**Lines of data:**
----
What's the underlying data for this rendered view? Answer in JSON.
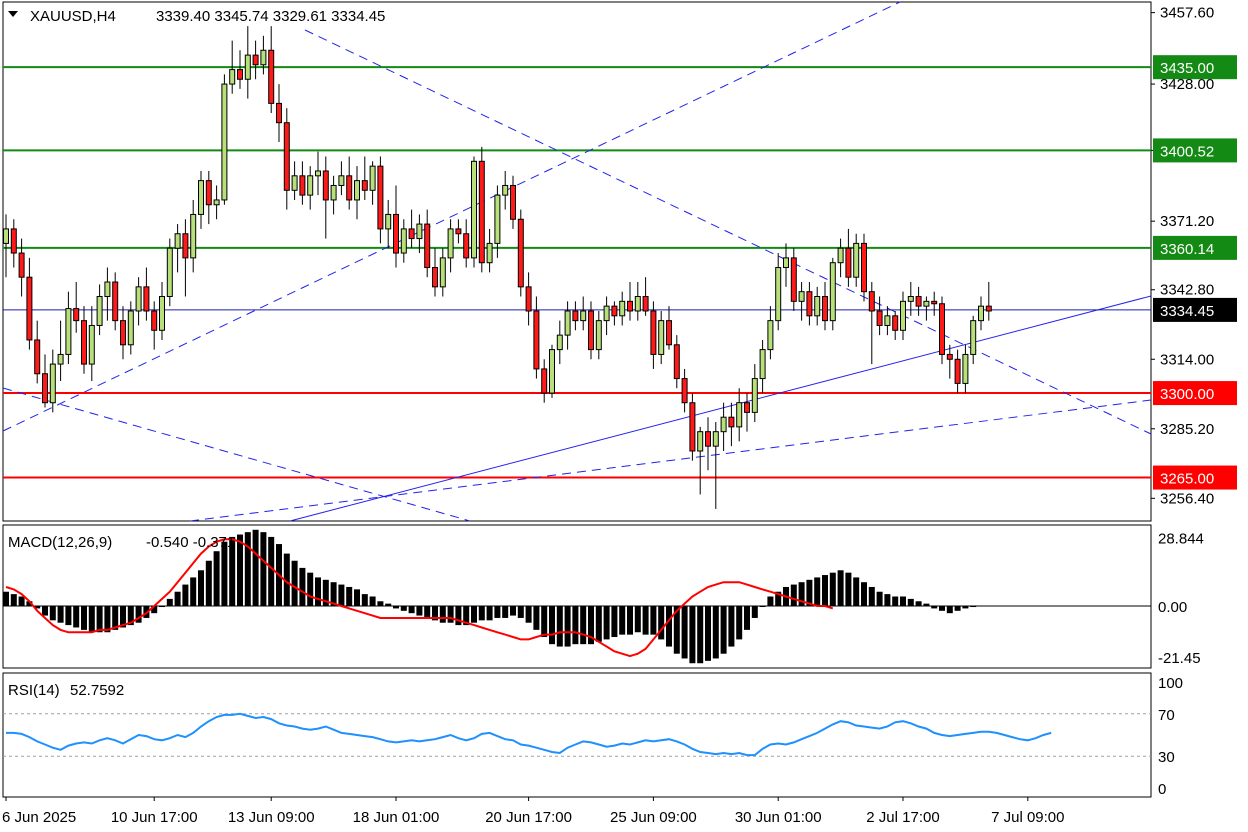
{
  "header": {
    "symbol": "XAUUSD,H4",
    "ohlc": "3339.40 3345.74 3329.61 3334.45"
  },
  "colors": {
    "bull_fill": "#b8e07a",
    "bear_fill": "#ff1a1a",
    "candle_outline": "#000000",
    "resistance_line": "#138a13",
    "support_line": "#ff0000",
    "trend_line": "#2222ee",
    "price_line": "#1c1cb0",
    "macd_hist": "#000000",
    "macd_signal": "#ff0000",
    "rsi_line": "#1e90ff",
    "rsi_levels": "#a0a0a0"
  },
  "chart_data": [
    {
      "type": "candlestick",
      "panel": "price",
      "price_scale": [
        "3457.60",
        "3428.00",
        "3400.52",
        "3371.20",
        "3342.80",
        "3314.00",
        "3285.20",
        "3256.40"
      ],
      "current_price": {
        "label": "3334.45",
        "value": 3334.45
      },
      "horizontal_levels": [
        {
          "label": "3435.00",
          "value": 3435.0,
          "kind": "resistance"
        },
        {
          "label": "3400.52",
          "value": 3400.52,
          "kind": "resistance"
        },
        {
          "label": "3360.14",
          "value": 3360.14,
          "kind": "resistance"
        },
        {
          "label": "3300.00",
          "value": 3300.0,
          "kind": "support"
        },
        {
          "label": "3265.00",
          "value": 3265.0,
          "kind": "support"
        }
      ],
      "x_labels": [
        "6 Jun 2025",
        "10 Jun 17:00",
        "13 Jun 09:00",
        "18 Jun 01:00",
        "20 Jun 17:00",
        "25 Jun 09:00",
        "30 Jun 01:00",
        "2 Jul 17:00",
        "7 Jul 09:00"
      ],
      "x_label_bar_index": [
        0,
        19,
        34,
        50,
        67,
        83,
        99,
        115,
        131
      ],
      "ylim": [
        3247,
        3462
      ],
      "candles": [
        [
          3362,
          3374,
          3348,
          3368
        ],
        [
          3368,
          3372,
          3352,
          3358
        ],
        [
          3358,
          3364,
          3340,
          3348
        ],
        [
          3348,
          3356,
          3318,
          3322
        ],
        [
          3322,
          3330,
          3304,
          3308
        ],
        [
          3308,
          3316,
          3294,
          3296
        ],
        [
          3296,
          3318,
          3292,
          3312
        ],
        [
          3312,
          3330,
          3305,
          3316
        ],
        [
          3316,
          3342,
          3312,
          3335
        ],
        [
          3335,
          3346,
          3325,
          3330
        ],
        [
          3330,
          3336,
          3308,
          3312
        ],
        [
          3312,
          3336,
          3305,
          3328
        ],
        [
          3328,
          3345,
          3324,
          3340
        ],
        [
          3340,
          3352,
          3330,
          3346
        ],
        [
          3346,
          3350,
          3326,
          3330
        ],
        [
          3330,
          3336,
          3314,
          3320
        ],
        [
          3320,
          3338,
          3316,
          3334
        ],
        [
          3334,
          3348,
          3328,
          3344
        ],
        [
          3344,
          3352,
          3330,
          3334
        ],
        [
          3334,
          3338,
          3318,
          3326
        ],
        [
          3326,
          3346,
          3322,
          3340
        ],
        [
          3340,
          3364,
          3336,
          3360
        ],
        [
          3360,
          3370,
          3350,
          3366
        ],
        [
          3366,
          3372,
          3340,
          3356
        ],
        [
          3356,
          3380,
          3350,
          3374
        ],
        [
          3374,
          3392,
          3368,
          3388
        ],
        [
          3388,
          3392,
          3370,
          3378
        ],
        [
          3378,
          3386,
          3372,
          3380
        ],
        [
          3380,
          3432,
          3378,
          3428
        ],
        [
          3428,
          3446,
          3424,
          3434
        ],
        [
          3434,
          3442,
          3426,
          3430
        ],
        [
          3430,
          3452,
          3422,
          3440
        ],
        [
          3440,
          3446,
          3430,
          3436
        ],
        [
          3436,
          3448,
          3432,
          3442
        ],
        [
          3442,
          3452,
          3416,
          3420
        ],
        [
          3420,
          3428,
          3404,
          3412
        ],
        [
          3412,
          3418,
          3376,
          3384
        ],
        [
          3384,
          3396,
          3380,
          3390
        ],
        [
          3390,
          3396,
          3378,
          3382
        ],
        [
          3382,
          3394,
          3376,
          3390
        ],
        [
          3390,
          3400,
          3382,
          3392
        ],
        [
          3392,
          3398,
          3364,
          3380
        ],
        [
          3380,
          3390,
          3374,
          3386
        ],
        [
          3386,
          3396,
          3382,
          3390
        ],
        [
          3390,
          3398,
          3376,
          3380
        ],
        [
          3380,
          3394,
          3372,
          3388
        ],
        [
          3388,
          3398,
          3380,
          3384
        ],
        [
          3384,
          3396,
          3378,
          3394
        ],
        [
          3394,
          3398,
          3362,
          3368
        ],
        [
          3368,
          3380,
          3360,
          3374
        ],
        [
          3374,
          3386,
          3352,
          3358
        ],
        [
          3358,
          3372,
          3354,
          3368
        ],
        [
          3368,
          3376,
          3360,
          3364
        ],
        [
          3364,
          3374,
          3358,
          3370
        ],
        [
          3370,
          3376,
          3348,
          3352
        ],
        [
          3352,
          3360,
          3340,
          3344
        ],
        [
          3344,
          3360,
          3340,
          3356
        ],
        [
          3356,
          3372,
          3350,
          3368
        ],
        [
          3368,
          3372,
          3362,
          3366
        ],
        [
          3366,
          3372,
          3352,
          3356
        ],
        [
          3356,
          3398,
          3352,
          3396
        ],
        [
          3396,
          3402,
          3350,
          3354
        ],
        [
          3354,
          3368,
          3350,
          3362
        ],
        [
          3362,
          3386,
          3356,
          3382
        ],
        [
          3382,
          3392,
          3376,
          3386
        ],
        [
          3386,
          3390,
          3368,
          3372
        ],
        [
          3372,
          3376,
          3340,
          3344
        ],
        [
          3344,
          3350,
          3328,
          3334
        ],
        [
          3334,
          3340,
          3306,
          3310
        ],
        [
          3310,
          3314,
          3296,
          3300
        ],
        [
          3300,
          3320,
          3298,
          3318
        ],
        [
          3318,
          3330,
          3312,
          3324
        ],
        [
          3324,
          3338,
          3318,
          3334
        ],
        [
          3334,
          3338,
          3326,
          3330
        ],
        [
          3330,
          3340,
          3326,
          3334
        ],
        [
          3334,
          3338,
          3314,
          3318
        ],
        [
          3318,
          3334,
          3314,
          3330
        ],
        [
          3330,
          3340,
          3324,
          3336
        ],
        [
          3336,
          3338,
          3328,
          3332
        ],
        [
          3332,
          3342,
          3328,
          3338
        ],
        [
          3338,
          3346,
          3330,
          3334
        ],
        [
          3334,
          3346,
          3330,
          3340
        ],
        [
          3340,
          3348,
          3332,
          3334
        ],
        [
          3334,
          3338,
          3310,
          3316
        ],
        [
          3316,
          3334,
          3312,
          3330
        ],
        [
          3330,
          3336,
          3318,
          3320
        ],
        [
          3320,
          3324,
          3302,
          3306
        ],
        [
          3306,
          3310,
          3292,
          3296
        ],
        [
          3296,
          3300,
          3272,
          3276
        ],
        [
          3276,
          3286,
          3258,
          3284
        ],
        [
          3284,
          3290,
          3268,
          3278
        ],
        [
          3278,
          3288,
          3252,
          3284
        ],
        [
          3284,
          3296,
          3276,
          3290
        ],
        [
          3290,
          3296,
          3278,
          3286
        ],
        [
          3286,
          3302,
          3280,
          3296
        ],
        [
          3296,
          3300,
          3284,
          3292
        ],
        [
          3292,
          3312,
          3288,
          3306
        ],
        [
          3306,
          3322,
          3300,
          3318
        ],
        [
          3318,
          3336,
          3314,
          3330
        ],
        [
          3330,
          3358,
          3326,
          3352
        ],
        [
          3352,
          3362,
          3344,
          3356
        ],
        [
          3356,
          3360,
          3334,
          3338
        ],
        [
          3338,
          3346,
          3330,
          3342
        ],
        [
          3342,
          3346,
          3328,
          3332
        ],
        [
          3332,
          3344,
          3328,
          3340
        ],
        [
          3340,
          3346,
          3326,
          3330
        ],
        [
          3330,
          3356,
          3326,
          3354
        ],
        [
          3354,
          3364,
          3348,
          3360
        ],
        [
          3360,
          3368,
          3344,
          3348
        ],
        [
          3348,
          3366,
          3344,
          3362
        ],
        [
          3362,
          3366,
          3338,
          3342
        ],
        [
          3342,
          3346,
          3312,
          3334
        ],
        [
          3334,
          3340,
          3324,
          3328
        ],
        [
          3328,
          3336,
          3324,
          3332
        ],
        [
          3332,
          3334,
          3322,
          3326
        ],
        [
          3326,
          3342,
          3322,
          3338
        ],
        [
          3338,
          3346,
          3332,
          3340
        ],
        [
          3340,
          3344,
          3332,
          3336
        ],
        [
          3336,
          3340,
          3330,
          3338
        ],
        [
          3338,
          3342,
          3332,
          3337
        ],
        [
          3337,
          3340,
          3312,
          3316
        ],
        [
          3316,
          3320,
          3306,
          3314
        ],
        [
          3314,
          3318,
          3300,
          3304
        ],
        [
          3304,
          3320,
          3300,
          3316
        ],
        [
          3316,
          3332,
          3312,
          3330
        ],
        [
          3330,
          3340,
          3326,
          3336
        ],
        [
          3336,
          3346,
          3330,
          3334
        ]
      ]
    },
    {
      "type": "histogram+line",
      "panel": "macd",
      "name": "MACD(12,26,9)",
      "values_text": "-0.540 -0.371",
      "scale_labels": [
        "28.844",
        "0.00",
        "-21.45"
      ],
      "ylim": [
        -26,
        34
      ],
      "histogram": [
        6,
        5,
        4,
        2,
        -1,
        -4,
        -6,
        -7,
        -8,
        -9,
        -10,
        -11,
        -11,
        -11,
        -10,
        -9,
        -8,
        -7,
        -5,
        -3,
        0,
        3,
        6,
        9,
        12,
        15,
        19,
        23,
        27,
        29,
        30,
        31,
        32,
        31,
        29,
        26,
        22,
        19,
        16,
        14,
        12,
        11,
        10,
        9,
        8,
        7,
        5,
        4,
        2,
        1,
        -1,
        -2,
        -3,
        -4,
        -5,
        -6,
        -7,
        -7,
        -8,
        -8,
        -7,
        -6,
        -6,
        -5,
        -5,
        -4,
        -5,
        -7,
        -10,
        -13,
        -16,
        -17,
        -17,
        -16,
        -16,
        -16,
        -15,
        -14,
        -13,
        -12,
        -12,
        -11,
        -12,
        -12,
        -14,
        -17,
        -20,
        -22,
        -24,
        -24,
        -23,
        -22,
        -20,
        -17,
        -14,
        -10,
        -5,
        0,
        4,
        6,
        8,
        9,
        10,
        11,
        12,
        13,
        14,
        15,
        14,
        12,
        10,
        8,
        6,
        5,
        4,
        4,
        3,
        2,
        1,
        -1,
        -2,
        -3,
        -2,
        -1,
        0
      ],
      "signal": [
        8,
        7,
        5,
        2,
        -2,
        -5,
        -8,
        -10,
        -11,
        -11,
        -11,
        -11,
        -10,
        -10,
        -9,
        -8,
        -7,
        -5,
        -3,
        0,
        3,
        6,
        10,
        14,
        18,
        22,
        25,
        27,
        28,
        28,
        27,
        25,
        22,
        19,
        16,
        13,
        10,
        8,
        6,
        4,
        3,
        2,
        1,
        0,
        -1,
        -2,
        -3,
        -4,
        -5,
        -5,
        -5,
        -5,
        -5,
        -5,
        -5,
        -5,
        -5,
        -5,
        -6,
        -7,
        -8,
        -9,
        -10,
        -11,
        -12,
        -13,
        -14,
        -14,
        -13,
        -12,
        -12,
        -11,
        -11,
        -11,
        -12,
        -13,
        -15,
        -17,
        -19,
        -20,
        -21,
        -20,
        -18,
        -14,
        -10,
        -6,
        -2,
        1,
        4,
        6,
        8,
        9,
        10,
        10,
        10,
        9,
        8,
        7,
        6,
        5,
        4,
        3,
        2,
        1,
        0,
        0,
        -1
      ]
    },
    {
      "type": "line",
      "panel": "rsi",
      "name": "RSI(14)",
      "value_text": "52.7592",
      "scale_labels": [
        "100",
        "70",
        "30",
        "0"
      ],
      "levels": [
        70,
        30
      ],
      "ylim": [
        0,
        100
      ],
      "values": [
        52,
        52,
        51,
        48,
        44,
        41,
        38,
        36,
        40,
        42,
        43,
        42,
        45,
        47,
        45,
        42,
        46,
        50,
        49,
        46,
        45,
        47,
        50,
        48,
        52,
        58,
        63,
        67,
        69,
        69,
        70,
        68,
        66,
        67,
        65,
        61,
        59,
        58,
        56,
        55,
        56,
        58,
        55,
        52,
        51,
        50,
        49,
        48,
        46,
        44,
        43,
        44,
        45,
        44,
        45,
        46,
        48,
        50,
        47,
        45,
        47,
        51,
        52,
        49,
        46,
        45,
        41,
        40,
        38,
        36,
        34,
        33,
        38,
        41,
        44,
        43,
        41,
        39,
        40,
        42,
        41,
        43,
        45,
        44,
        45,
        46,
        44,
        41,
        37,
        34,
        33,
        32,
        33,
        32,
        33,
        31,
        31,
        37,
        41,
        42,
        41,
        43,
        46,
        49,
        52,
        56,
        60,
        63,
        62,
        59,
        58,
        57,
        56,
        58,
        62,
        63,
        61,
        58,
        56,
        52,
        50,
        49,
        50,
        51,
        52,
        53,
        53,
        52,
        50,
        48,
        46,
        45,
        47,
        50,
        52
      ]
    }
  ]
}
----
**WORK TO COMPLETE:**
Look over the records above and copy each line that includes the string "type".

**COMPLETED EXERCISE:**
      "type": "candlestick",
      "type": "histogram+line",
      "type": "line",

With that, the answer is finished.